= What you should do =
The data must be written out once more, precisely as given.

## start Given information

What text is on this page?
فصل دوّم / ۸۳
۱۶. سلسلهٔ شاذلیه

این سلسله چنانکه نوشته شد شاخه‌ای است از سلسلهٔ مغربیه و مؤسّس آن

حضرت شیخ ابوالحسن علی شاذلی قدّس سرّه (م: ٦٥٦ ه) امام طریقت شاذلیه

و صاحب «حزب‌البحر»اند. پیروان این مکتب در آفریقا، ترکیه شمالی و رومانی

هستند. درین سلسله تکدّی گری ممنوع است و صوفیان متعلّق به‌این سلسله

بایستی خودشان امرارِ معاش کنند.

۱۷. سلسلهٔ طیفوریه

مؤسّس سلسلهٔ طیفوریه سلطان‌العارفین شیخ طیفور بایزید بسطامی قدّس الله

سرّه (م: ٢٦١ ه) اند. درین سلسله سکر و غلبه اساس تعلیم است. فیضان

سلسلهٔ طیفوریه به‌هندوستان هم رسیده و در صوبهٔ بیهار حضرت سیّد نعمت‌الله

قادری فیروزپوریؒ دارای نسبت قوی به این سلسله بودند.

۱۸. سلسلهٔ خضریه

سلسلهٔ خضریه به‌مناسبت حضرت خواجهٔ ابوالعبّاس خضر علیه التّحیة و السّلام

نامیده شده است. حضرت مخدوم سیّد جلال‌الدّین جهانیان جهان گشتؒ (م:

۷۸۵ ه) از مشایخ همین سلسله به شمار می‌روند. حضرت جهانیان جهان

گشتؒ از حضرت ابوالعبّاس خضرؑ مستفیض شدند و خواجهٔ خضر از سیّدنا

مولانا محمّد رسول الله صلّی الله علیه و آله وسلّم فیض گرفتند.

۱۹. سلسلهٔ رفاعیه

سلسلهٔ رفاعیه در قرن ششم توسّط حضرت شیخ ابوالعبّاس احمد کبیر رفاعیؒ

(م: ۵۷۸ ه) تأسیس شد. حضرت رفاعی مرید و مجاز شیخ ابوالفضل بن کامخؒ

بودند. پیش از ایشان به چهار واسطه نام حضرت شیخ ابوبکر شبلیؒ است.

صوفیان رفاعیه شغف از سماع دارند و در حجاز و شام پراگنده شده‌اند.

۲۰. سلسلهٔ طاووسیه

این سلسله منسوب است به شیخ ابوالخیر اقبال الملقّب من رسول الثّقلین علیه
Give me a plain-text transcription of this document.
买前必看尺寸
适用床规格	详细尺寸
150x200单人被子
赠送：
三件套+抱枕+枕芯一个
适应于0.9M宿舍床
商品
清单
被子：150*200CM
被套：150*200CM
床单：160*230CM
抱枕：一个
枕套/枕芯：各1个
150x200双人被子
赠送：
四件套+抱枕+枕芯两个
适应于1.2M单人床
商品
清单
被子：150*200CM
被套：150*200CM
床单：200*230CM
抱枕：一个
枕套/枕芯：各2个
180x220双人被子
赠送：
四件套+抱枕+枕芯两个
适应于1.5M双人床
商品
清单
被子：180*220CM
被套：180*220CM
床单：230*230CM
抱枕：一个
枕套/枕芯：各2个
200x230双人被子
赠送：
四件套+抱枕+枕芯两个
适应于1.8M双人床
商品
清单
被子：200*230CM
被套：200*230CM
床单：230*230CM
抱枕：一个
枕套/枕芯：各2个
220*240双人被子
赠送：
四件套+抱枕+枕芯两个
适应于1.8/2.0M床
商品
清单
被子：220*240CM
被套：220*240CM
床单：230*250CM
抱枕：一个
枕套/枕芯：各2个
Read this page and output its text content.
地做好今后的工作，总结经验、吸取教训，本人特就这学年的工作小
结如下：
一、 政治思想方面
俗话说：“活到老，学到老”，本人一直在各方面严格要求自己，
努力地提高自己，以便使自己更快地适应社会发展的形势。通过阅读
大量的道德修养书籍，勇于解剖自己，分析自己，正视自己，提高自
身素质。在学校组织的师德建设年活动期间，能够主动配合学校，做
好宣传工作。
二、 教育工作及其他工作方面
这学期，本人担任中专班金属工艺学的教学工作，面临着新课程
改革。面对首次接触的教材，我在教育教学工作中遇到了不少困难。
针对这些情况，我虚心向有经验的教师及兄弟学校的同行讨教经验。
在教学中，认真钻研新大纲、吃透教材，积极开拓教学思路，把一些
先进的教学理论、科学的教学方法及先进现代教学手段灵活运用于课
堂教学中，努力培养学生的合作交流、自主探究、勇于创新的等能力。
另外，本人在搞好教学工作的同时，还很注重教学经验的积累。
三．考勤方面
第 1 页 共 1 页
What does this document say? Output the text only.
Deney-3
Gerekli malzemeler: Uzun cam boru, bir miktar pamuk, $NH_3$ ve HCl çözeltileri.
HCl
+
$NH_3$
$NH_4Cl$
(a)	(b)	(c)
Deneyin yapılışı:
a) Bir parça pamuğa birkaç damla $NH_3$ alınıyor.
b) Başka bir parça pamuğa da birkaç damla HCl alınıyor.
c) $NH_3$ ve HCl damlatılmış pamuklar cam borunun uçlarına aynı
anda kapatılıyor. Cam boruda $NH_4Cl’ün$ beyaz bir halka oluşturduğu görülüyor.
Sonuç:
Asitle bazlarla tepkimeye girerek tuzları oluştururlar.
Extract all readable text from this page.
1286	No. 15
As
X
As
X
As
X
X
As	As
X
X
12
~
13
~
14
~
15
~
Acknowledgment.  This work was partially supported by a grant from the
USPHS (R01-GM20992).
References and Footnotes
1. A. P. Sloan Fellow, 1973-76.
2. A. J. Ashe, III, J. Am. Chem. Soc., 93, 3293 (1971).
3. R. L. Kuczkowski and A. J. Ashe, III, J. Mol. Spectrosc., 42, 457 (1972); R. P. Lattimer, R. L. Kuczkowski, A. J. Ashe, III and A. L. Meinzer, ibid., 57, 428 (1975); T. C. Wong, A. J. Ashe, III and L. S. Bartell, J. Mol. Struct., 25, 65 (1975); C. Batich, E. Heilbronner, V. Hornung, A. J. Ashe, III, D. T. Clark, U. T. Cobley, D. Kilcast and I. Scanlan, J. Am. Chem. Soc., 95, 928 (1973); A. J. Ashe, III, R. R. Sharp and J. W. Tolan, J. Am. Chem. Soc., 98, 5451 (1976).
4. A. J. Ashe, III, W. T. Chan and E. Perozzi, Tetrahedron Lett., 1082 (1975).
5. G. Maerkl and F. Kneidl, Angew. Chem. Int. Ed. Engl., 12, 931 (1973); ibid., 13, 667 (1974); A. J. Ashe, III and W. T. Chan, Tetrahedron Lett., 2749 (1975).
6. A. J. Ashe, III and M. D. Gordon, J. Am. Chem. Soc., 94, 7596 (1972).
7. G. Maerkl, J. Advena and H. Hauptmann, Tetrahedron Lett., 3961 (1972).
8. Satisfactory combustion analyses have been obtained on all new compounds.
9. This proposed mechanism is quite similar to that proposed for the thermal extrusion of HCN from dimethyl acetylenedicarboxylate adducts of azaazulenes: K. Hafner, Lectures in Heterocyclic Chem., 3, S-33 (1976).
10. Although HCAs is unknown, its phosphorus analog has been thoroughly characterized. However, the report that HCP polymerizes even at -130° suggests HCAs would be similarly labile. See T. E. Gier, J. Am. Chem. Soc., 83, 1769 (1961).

## end Given information

= The completed task =
What text is on this page?
فصل دوّم / ۸۳
۱۶. سلسلهٔ شاذلیه

این سلسله چنانکه نوشته شد شاخه‌ای است از سلسلهٔ مغربیه و مؤسّس آن

حضرت شیخ ابوالحسن علی شاذلی قدّس سرّه (م: ٦٥٦ ه) امام طریقت شاذلیه

و صاحب «حزب‌البحر»اند. پیروان این مکتب در آفریقا، ترکیه شمالی و رومانی

هستند. درین سلسله تکدّی گری ممنوع است و صوفیان متعلّق به‌این سلسله

بایستی خودشان امرارِ معاش کنند.

۱۷. سلسلهٔ طیفوریه

مؤسّس سلسلهٔ طیفوریه سلطان‌العارفین شیخ طیفور بایزید بسطامی قدّس الله

سرّه (م: ٢٦١ ه) اند. درین سلسله سکر و غلبه اساس تعلیم است. فیضان

سلسلهٔ طیفوریه به‌هندوستان هم رسیده و در صوبهٔ بیهار حضرت سیّد نعمت‌الله

قادری فیروزپوریؒ دارای نسبت قوی به این سلسله بودند.

۱۸. سلسلهٔ خضریه

سلسلهٔ خضریه به‌مناسبت حضرت خواجهٔ ابوالعبّاس خضر علیه التّحیة و السّلام

نامیده شده است. حضرت مخدوم سیّد جلال‌الدّین جهانیان جهان گشتؒ (م:

۷۸۵ ه) از مشایخ همین سلسله به شمار می‌روند. حضرت جهانیان جهان

گشتؒ از حضرت ابوالعبّاس خضرؑ مستفیض شدند و خواجهٔ خضر از سیّدنا

مولانا محمّد رسول الله صلّی الله علیه و آله وسلّم فیض گرفتند.

۱۹. سلسلهٔ رفاعیه

سلسلهٔ رفاعیه در قرن ششم توسّط حضرت شیخ ابوالعبّاس احمد کبیر رفاعیؒ

(م: ۵۷۸ ه) تأسیس شد. حضرت رفاعی مرید و مجاز شیخ ابوالفضل بن کامخؒ

بودند. پیش از ایشان به چهار واسطه نام حضرت شیخ ابوبکر شبلیؒ است.

صوفیان رفاعیه شغف از سماع دارند و در حجاز و شام پراگنده شده‌اند.

۲۰. سلسلهٔ طاووسیه

این سلسله منسوب است به شیخ ابوالخیر اقبال الملقّب من رسول الثّقلین علیه
Give me a plain-text transcription of this document.
买前必看尺寸
适用床规格	详细尺寸
150x200单人被子
赠送：
三件套+抱枕+枕芯一个
适应于0.9M宿舍床
商品
清单
被子：150*200CM
被套：150*200CM
床单：160*230CM
抱枕：一个
枕套/枕芯：各1个
150x200双人被子
赠送：
四件套+抱枕+枕芯两个
适应于1.2M单人床
商品
清单
被子：150*200CM
被套：150*200CM
床单：200*230CM
抱枕：一个
枕套/枕芯：各2个
180x220双人被子
赠送：
四件套+抱枕+枕芯两个
适应于1.5M双人床
商品
清单
被子：180*220CM
被套：180*220CM
床单：230*230CM
抱枕：一个
枕套/枕芯：各2个
200x230双人被子
赠送：
四件套+抱枕+枕芯两个
适应于1.8M双人床
商品
清单
被子：200*230CM
被套：200*230CM
床单：230*230CM
抱枕：一个
枕套/枕芯：各2个
220*240双人被子
赠送：
四件套+抱枕+枕芯两个
适应于1.8/2.0M床
商品
清单
被子：220*240CM
被套：220*240CM
床单：230*250CM
抱枕：一个
枕套/枕芯：各2个
Read this page and output its text content.
地做好今后的工作，总结经验、吸取教训，本人特就这学年的工作小
结如下：
一、 政治思想方面
俗话说：“活到老，学到老”，本人一直在各方面严格要求自己，
努力地提高自己，以便使自己更快地适应社会发展的形势。通过阅读
大量的道德修养书籍，勇于解剖自己，分析自己，正视自己，提高自
身素质。在学校组织的师德建设年活动期间，能够主动配合学校，做
好宣传工作。
二、 教育工作及其他工作方面
这学期，本人担任中专班金属工艺学的教学工作，面临着新课程
改革。面对首次接触的教材，我在教育教学工作中遇到了不少困难。
针对这些情况，我虚心向有经验的教师及兄弟学校的同行讨教经验。
在教学中，认真钻研新大纲、吃透教材，积极开拓教学思路，把一些
先进的教学理论、科学的教学方法及先进现代教学手段灵活运用于课
堂教学中，努力培养学生的合作交流、自主探究、勇于创新的等能力。
另外，本人在搞好教学工作的同时，还很注重教学经验的积累。
三．考勤方面
第 1 页 共 1 页
What does this document say? Output the text only.
Deney-3
Gerekli malzemeler: Uzun cam boru, bir miktar pamuk, $NH_3$ ve HCl çözeltileri.
HCl
+
$NH_3$
$NH_4Cl$
(a)	(b)	(c)
Deneyin yapılışı:
a) Bir parça pamuğa birkaç damla $NH_3$ alınıyor.
b) Başka bir parça pamuğa da birkaç damla HCl alınıyor.
c) $NH_3$ ve HCl damlatılmış pamuklar cam borunun uçlarına aynı
anda kapatılıyor. Cam boruda $NH_4Cl’ün$ beyaz bir halka oluşturduğu görülüyor.
Sonuç:
Asitle bazlarla tepkimeye girerek tuzları oluştururlar.
Extract all readable text from this page.
1286	No. 15
As
X
As
X
As
X
X
As	As
X
X
12
~
13
~
14
~
15
~
Acknowledgment.  This work was partially supported by a grant from the
USPHS (R01-GM20992).
References and Footnotes
1. A. P. Sloan Fellow, 1973-76.
2. A. J. Ashe, III, J. Am. Chem. Soc., 93, 3293 (1971).
3. R. L. Kuczkowski and A. J. Ashe, III, J. Mol. Spectrosc., 42, 457 (1972); R. P. Lattimer, R. L. Kuczkowski, A. J. Ashe, III and A. L. Meinzer, ibid., 57, 428 (1975); T. C. Wong, A. J. Ashe, III and L. S. Bartell, J. Mol. Struct., 25, 65 (1975); C. Batich, E. Heilbronner, V. Hornung, A. J. Ashe, III, D. T. Clark, U. T. Cobley, D. Kilcast and I. Scanlan, J. Am. Chem. Soc., 95, 928 (1973); A. J. Ashe, III, R. R. Sharp and J. W. Tolan, J. Am. Chem. Soc., 98, 5451 (1976).
4. A. J. Ashe, III, W. T. Chan and E. Perozzi, Tetrahedron Lett., 1082 (1975).
5. G. Maerkl and F. Kneidl, Angew. Chem. Int. Ed. Engl., 12, 931 (1973); ibid., 13, 667 (1974); A. J. Ashe, III and W. T. Chan, Tetrahedron Lett., 2749 (1975).
6. A. J. Ashe, III and M. D. Gordon, J. Am. Chem. Soc., 94, 7596 (1972).
7. G. Maerkl, J. Advena and H. Hauptmann, Tetrahedron Lett., 3961 (1972).
8. Satisfactory combustion analyses have been obtained on all new compounds.
9. This proposed mechanism is quite similar to that proposed for the thermal extrusion of HCN from dimethyl acetylenedicarboxylate adducts of azaazulenes: K. Hafner, Lectures in Heterocyclic Chem., 3, S-33 (1976).
10. Although HCAs is unknown, its phosphorus analog has been thoroughly characterized. However, the report that HCP polymerizes even at -130° suggests HCAs would be similarly labile. See T. E. Gier, J. Am. Chem. Soc., 83, 1769 (1961).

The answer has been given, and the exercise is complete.